**Task objective:** Retype the whole listing verbatim and keep the pictures out of it.
---------- Information supplied ----------
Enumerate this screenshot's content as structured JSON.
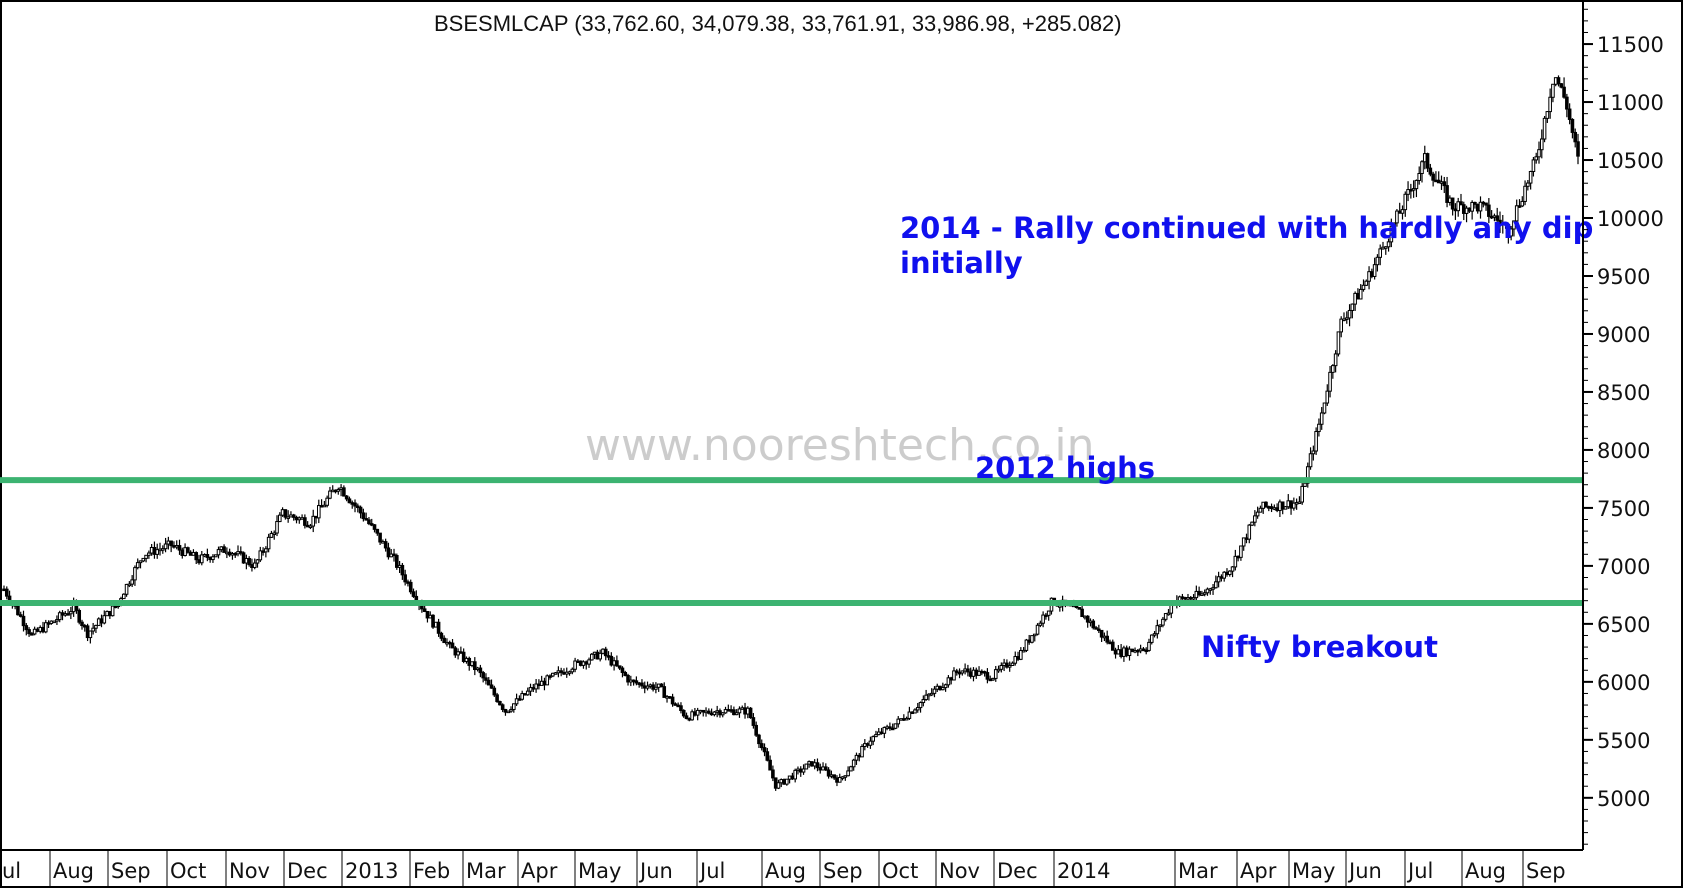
{
  "chart_data": {
    "type": "candlestick",
    "title": "BSESMLCAP (33,762.60, 34,079.38, 33,761.91, 33,986.98, +285.082)",
    "watermark": "www.nooreshtech.co.in",
    "y_tick_labels": [
      "11500",
      "11000",
      "10500",
      "10000",
      "9500",
      "9000",
      "8500",
      "8000",
      "7500",
      "7000",
      "6500",
      "6000",
      "5500",
      "5000"
    ],
    "x_tick_labels": [
      "ul",
      "Aug",
      "Sep",
      "Oct",
      "Nov",
      "Dec",
      "2013",
      "Feb",
      "Mar",
      "Apr",
      "May",
      "Jun",
      "Jul",
      "Aug",
      "Sep",
      "Oct",
      "Nov",
      "Dec",
      "2014",
      "Mar",
      "Apr",
      "May",
      "Jun",
      "Jul",
      "Aug",
      "Sep"
    ],
    "ylim": [
      4550,
      11880
    ],
    "horizontal_lines": [
      {
        "value": 7740,
        "color": "#3cb371"
      },
      {
        "value": 6680,
        "color": "#3cb371"
      }
    ],
    "annotations": {
      "rally_line1": "2014 - Rally continued with hardly any dip",
      "rally_line2": "initially",
      "highs_2012": "2012 highs",
      "nifty": "Nifty breakout"
    },
    "series": [
      {
        "x": [
          "2012-07-23",
          "2012-08-06",
          "2012-08-27",
          "2012-09-03",
          "2012-09-17",
          "2012-10-01",
          "2012-10-15",
          "2012-10-29",
          "2012-11-12",
          "2012-11-26",
          "2012-12-10",
          "2012-12-24",
          "2013-01-07",
          "2013-01-21",
          "2013-02-04",
          "2013-02-18",
          "2013-03-04",
          "2013-03-18",
          "2013-04-01",
          "2013-04-15",
          "2013-05-06",
          "2013-05-20",
          "2013-06-03",
          "2013-06-17",
          "2013-07-01",
          "2013-07-15",
          "2013-08-01",
          "2013-08-15",
          "2013-09-02",
          "2013-09-16",
          "2013-10-01",
          "2013-10-15",
          "2013-11-01",
          "2013-11-15",
          "2013-12-02",
          "2013-12-16",
          "2014-01-01",
          "2014-01-15",
          "2014-02-03",
          "2014-02-17",
          "2014-03-03",
          "2014-03-17",
          "2014-04-01",
          "2014-04-15",
          "2014-05-05",
          "2014-05-16",
          "2014-05-26",
          "2014-06-09",
          "2014-06-23",
          "2014-07-07",
          "2014-07-21",
          "2014-08-04",
          "2014-08-18",
          "2014-09-01",
          "2014-09-10",
          "2014-09-16",
          "2014-09-22"
        ],
        "close": [
          6800,
          6400,
          6640,
          6420,
          6650,
          7100,
          7180,
          7050,
          7150,
          7000,
          7450,
          7380,
          7700,
          7400,
          7050,
          6650,
          6300,
          6100,
          5750,
          5950,
          6150,
          6250,
          6000,
          5950,
          5700,
          5750,
          5750,
          5100,
          5300,
          5150,
          5500,
          5650,
          5900,
          6100,
          6050,
          6250,
          6700,
          6600,
          6250,
          6300,
          6700,
          6750,
          7000,
          7500,
          7550,
          8300,
          9100,
          9500,
          10000,
          10500,
          10100,
          10100,
          9900,
          10500,
          11250,
          11000,
          10500
        ]
      }
    ]
  }
}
----------
**Result of the exercise:**
Enumerate this screenshot's content as structured JSON.
{
  "chart_data": {
    "type": "candlestick",
    "title": "BSESMLCAP (33,762.60, 34,079.38, 33,761.91, 33,986.98, +285.082)",
    "watermark": "www.nooreshtech.co.in",
    "y_tick_labels": [
      "11500",
      "11000",
      "10500",
      "10000",
      "9500",
      "9000",
      "8500",
      "8000",
      "7500",
      "7000",
      "6500",
      "6000",
      "5500",
      "5000"
    ],
    "x_tick_labels": [
      "ul",
      "Aug",
      "Sep",
      "Oct",
      "Nov",
      "Dec",
      "2013",
      "Feb",
      "Mar",
      "Apr",
      "May",
      "Jun",
      "Jul",
      "Aug",
      "Sep",
      "Oct",
      "Nov",
      "Dec",
      "2014",
      "Mar",
      "Apr",
      "May",
      "Jun",
      "Jul",
      "Aug",
      "Sep"
    ],
    "ylim": [
      4550,
      11880
    ],
    "horizontal_lines": [
      {
        "value": 7740,
        "color": "#3cb371"
      },
      {
        "value": 6680,
        "color": "#3cb371"
      }
    ],
    "annotations": {
      "rally_line1": "2014 - Rally continued with hardly any dip",
      "rally_line2": "initially",
      "highs_2012": "2012 highs",
      "nifty": "Nifty breakout"
    },
    "series": [
      {
        "x": [
          "2012-07-23",
          "2012-08-06",
          "2012-08-27",
          "2012-09-03",
          "2012-09-17",
          "2012-10-01",
          "2012-10-15",
          "2012-10-29",
          "2012-11-12",
          "2012-11-26",
          "2012-12-10",
          "2012-12-24",
          "2013-01-07",
          "2013-01-21",
          "2013-02-04",
          "2013-02-18",
          "2013-03-04",
          "2013-03-18",
          "2013-04-01",
          "2013-04-15",
          "2013-05-06",
          "2013-05-20",
          "2013-06-03",
          "2013-06-17",
          "2013-07-01",
          "2013-07-15",
          "2013-08-01",
          "2013-08-15",
          "2013-09-02",
          "2013-09-16",
          "2013-10-01",
          "2013-10-15",
          "2013-11-01",
          "2013-11-15",
          "2013-12-02",
          "2013-12-16",
          "2014-01-01",
          "2014-01-15",
          "2014-02-03",
          "2014-02-17",
          "2014-03-03",
          "2014-03-17",
          "2014-04-01",
          "2014-04-15",
          "2014-05-05",
          "2014-05-16",
          "2014-05-26",
          "2014-06-09",
          "2014-06-23",
          "2014-07-07",
          "2014-07-21",
          "2014-08-04",
          "2014-08-18",
          "2014-09-01",
          "2014-09-10",
          "2014-09-16",
          "2014-09-22"
        ],
        "close": [
          6800,
          6400,
          6640,
          6420,
          6650,
          7100,
          7180,
          7050,
          7150,
          7000,
          7450,
          7380,
          7700,
          7400,
          7050,
          6650,
          6300,
          6100,
          5750,
          5950,
          6150,
          6250,
          6000,
          5950,
          5700,
          5750,
          5750,
          5100,
          5300,
          5150,
          5500,
          5650,
          5900,
          6100,
          6050,
          6250,
          6700,
          6600,
          6250,
          6300,
          6700,
          6750,
          7000,
          7500,
          7550,
          8300,
          9100,
          9500,
          10000,
          10500,
          10100,
          10100,
          9900,
          10500,
          11250,
          11000,
          10500
        ]
      }
    ]
  }
}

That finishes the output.